▶ _DOCUMENT EXTRACT_

*****

LinuxLists.cc - Re: close return value

2002-07-18 14:39:31

Subject: Re: close return value

Pete Zaitcev <[email protected]> writes:

> The problem with errors from close() is that NOTHING SMART can be
> done by the application when it receives it.

This is like saying "nothing smart" can be done when write() returns
ENOSPC. Such statements are either trivially true or blatantly false,
depending on what you mean by "smart".

Failures happen. They can happen on write(), they can happen on
close(), and they can happen on any system call for which the API
allows it. There is no difference! Your application either deals
with them and is correct or fails to deal with them and is broken.

If the API allows an error return, you *must* check for it, period.
This includes "impossible" errors. You may think it is impossible for
gettimeofday() to return an error in some case, but if it ever did,
you should darn well want to know about it right away.

If you are that convinced that close() can not return an error in your
particular application (e.g., because you "know" you are using a local
disk, or the file descriptor is read-only), then treat such errors
like assertion failures. Because that is what they are.

Checking system calls for errors, always, is fundamental to writing
reliable code. Failing to check them is shoddy and amateurish
programming. It is amazing that so many people would argue this
point. Then again, maybe not, given how bad most software is...

- Pat

2002-07-18 15:09:49

by Richard B. Johnson

[permalink] [raw]

Subject: Re: close return value

On 18 Jul 2002, Patrick J. LoPresti wrote:

> Pete Zaitcev <[email protected]> writes:
>
> > The problem with errors from close() is that NOTHING SMART can be
> > done by the application when it receives it.
>
> This is like saying "nothing smart" can be done when write() returns
> ENOSPC. Such statements are either trivially true or blatantly false,
> depending on what you mean by "smart".
>
> Failures happen. They can happen on write(), they can happen on
> close(), and they can happen on any system call for which the API
> allows it. There is no difference! Your application either deals
> with them and is correct or fails to deal with them and is broken.

*****

▶ _TASKS TO CARRY OUT_
- a) In the thread about close() return values, how does Pat say to treat errors you are convinced close() cannot return?
- b) In the close() thread, repeat the stretch from "If the API allows" through "what they are." word for word.
- c) Pick up the mailing-list thread about close() return values at the point where it stops and carry it on.
The entries have no connection to the close() thread.

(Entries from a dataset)

*****

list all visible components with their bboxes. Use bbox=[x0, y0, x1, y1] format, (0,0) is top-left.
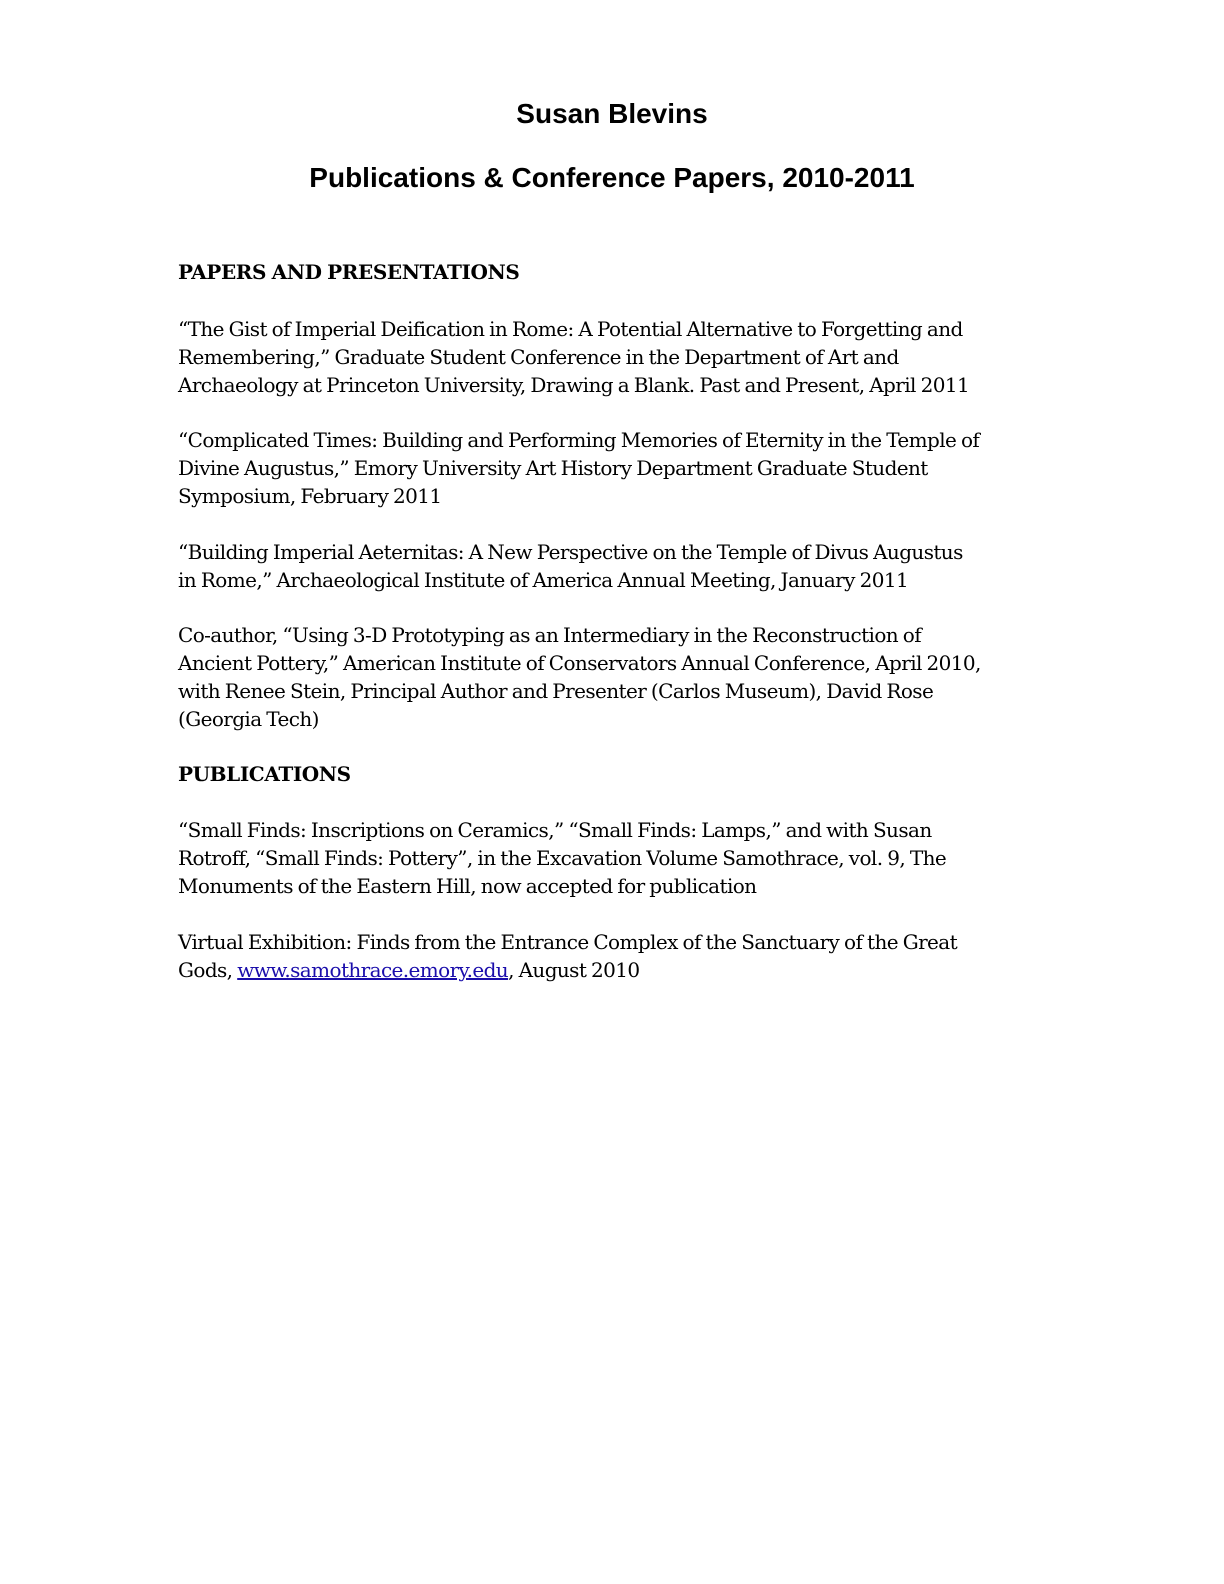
paper-entry-2-line-2: Divine Augustus,” Emory University Art History Department Graduate Student bbox=[178, 456, 928, 480]
paper-entry-4-line-1: Co-author, “Using 3-D Prototyping as an Intermediary in the Reconstruction of bbox=[178, 623, 922, 647]
paper-entry-3-line-1: “Building Imperial Aeternitas: A New Perspective on the Temple of Divus Augustus bbox=[178, 540, 963, 564]
publications-section-heading: PUBLICATIONS bbox=[178, 762, 351, 786]
paper-entry-4-line-4: (Georgia Tech) bbox=[178, 707, 319, 731]
papers-section-heading: PAPERS AND PRESENTATIONS bbox=[178, 260, 520, 284]
publication-entry-2-line-2 bbox=[178, 956, 1058, 984]
paper-entry-1 bbox=[178, 315, 1058, 399]
publication-entry-2-prefix: Gods, bbox=[178, 958, 238, 982]
paper-entry-4-line-3: with Renee Stein, Principal Author and Presenter (Carlos Museum), David Rose bbox=[178, 679, 934, 703]
samothrace-website-link[interactable]: www.samothrace.emory.edu bbox=[237, 958, 509, 982]
paper-entry-2-line-1: “Complicated Times: Building and Performing Memories of Eternity in the Temple of bbox=[178, 428, 980, 452]
publication-entry-1-line-2: Rotroff, “Small Finds: Pottery”, in the Excavation Volume Samothrace, vol. 9, The bbox=[178, 846, 947, 870]
paper-entry-3-line-2: in Rome,” Archaeological Institute of America Annual Meeting, January 2011 bbox=[178, 568, 909, 592]
paper-entry-1-line-2: Remembering,” Graduate Student Conference in the Department of Art and bbox=[178, 345, 899, 369]
publication-entry-2-line-1: Virtual Exhibition: Finds from the Entrance Complex of the Sanctuary of the Great bbox=[178, 930, 958, 954]
paper-entry-2-line-3: Symposium, February 2011 bbox=[178, 484, 442, 508]
publication-entry-2-suffix: , August 2010 bbox=[508, 958, 640, 982]
paper-entry-4 bbox=[178, 621, 1058, 733]
document-title: Publications & Conference Papers, 2010-2011 bbox=[309, 162, 915, 193]
publication-entry-1-line-1: “Small Finds: Inscriptions on Ceramics,” “Small Finds: Lamps,” and with Susan bbox=[178, 818, 932, 842]
author-name: Susan Blevins bbox=[516, 98, 708, 129]
publication-entry-1-line-3: Monuments of the Eastern Hill, now accepted for publication bbox=[178, 874, 757, 898]
paper-entry-1-line-3: Archaeology at Princeton University, Drawing a Blank. Past and Present, April 2011 bbox=[178, 373, 970, 397]
publication-entry-2 bbox=[178, 928, 1058, 984]
publication-entry-1 bbox=[178, 816, 1058, 900]
paper-entry-2 bbox=[178, 426, 1058, 510]
paper-entry-3 bbox=[178, 538, 1058, 594]
paper-entry-1-line-1: “The Gist of Imperial Deification in Rome: A Potential Alternative to Forgetting and bbox=[178, 317, 963, 341]
paper-entry-4-line-2: Ancient Pottery,” American Institute of Conservators Annual Conference, April 2010, bbox=[178, 651, 981, 675]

*****

▶ _THE RESPONSES_
- a) Treat them like assertion failures.

- b)
If the API allows an error return, you *must* check for it, period.
This includes "impossible" errors. You may think it is impossible for
gettimeofday() to return an error in some case, but if it ever did,
you should darn well want to know about it right away.

If you are that convinced that close() can not return an error in your
particular application (e.g., because you "know" you are using a local
disk, or the file descriptor is read-only), then treat such errors
like assertion failures. Because that is what they are.

- c)
>
> If the API allows an error return, you *must* check for it, period.
[SNIPPED..]

Well no. Many procedures are called for effect. When is the last
time you checked the return-value of printf() or puts()? If your
code does this it's wasting CPU cycles.

When it is necessary to perform code reviews, because your company
does FDA or some similar critical software, then you show that
you know you are ignoring a return value by casting it to void.
This shows that the writer knew that he or she was deliberately
ignoring a return-value.

In the specific close(fd) function, my reading of the man page
on this system says that it can only return an error of EBADF
on Linux. Which means that if you make Linux-only code, you
can ignore any error because the fd has become invalid somehow
and subsequent attempts to close with the same fd will surely
fail in the exact same way.

But most systems can return -1 and have an error code of EINTR
(interrupted system call) on any system call. Also, deferred
writing, such as happens in network file-systems, may not return
an error during the write. Such systems are supposed to return
an error during a later call that uses the same file descriptor.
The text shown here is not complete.